─── Supplied records

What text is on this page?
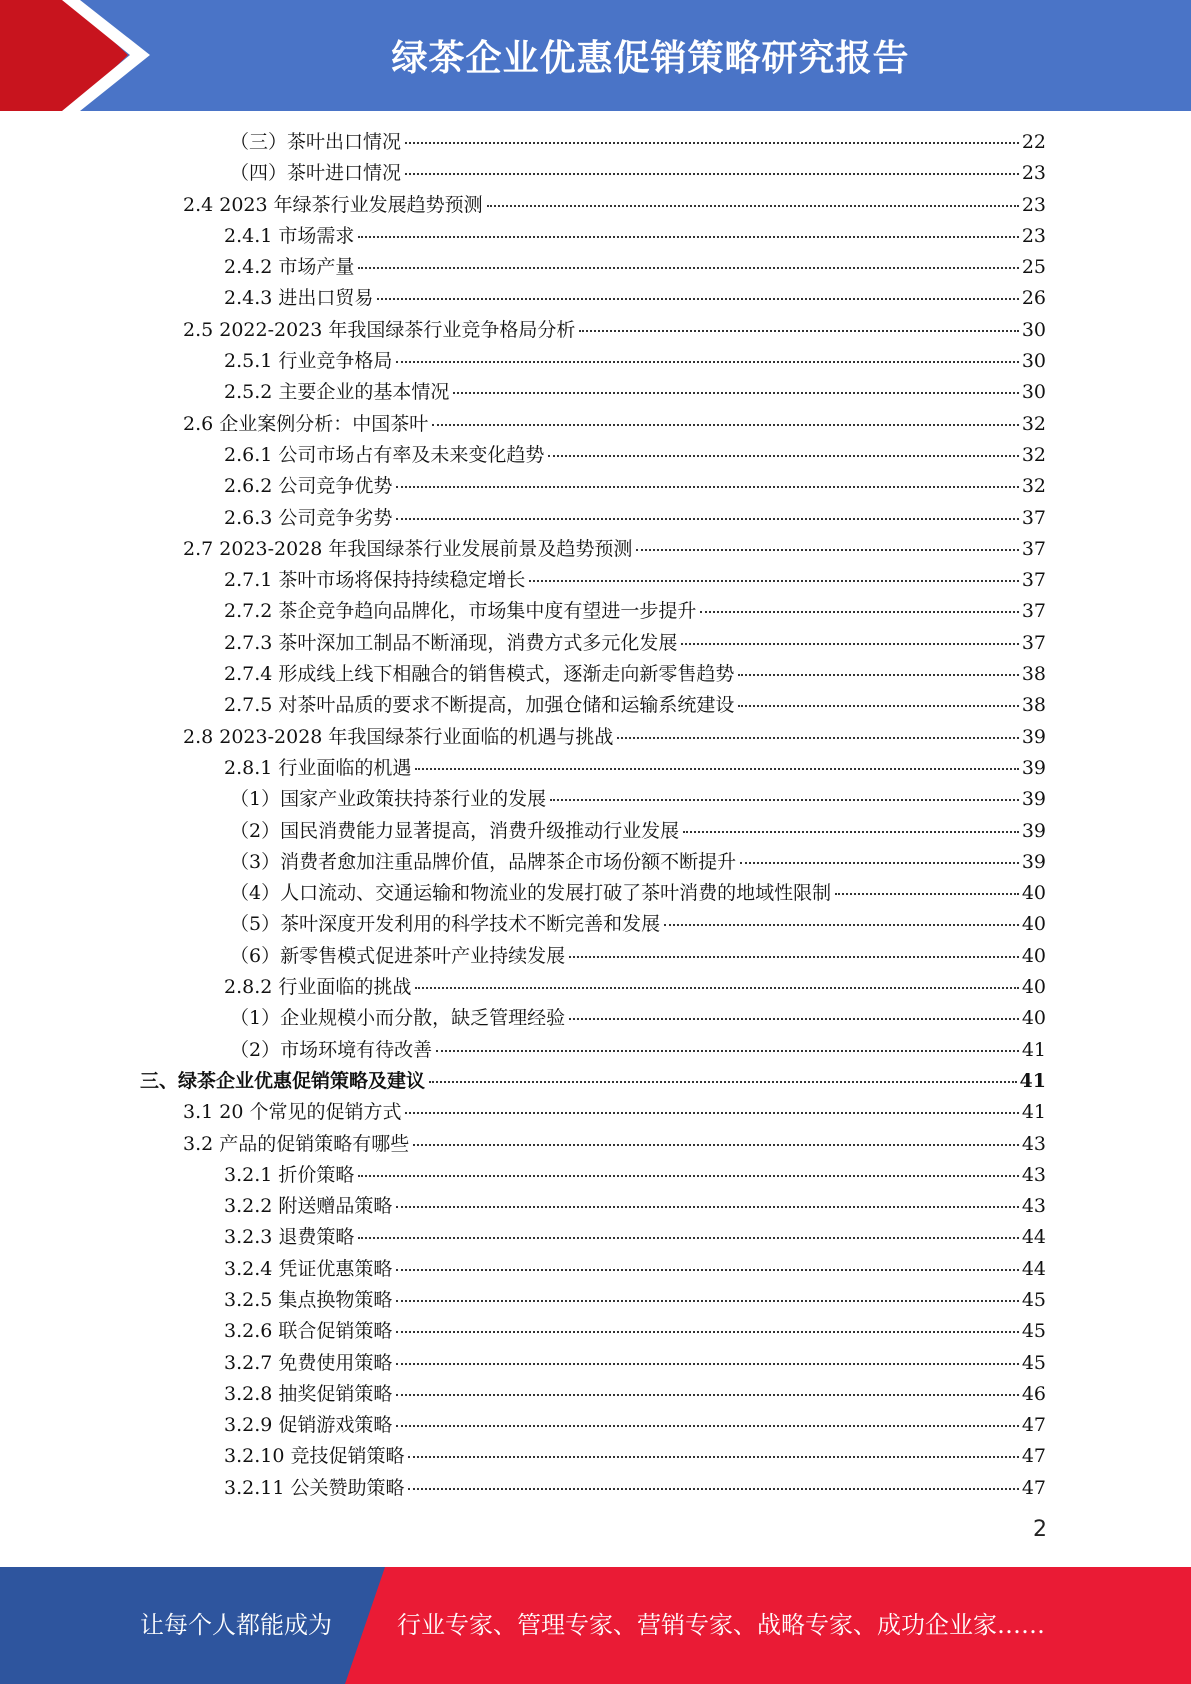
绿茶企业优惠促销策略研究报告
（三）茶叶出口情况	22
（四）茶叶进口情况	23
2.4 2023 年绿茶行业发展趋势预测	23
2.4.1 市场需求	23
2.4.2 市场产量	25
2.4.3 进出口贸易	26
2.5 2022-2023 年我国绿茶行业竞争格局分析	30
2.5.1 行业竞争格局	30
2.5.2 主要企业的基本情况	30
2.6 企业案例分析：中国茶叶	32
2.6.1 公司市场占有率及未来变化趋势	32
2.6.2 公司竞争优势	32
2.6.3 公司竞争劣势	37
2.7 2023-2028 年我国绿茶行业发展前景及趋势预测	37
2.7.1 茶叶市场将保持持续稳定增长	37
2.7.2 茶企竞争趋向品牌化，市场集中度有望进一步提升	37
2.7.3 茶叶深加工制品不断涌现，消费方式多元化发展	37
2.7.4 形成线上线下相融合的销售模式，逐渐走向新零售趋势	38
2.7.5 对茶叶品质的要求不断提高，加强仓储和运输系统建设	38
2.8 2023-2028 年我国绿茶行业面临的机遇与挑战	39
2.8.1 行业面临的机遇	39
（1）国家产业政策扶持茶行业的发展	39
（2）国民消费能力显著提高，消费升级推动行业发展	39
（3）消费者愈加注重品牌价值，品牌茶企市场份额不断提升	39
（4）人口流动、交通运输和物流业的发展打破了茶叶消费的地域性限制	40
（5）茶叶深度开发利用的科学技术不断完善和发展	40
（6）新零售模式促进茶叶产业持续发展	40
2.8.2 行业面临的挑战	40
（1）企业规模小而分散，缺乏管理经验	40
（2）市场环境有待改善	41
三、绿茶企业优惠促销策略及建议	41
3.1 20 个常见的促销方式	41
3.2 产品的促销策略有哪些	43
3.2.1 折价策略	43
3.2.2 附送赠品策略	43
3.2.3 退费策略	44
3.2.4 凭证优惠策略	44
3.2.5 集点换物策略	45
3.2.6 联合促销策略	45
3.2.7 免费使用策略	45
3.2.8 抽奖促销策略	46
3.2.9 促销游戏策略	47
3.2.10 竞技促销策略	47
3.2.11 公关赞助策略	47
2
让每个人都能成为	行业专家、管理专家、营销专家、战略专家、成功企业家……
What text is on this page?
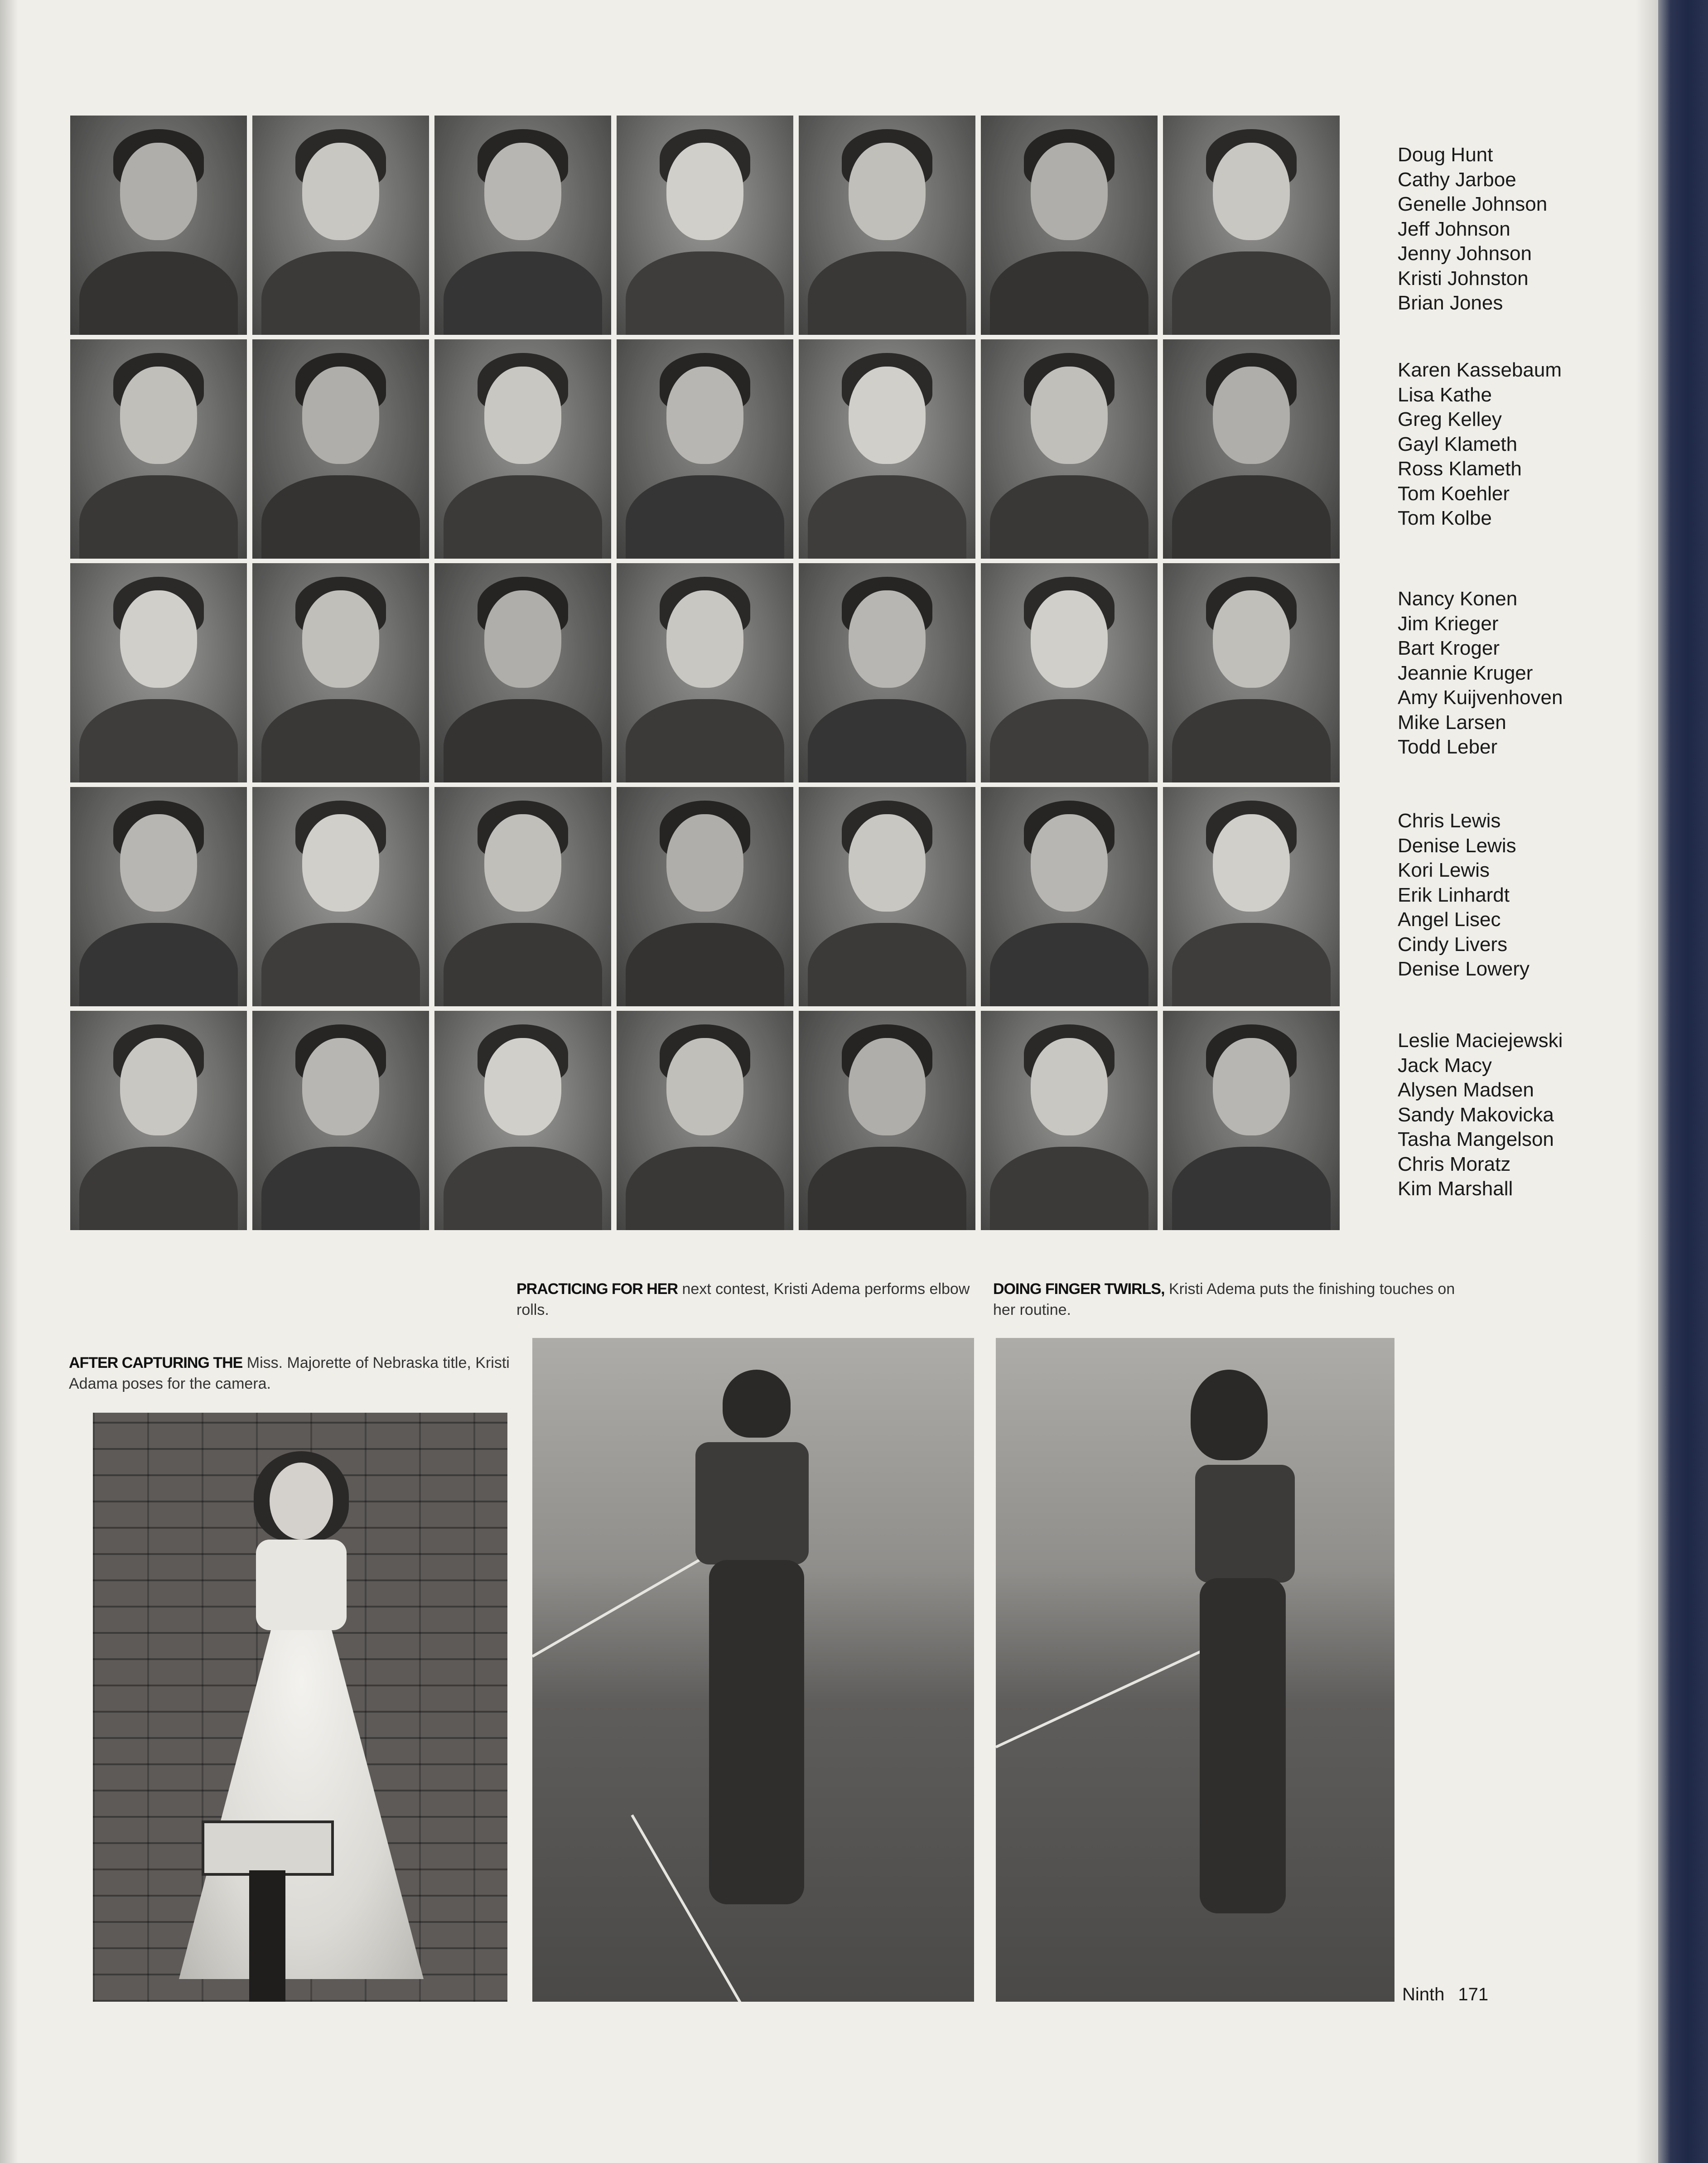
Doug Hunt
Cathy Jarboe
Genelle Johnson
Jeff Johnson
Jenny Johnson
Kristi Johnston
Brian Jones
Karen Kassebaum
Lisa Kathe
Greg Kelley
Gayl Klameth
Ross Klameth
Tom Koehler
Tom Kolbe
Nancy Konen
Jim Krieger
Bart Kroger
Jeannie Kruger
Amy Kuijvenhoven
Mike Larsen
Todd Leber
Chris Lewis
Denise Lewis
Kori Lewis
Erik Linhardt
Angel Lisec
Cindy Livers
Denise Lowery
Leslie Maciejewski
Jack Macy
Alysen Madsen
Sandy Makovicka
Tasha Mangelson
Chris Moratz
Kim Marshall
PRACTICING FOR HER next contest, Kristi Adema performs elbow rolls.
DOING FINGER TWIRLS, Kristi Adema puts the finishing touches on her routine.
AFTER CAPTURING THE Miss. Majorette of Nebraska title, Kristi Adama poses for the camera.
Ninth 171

──────

Locate the string "Lewis" in the listing above and copy every line where it occurs.

Chris Lewis
Denise Lewis
Kori Lewis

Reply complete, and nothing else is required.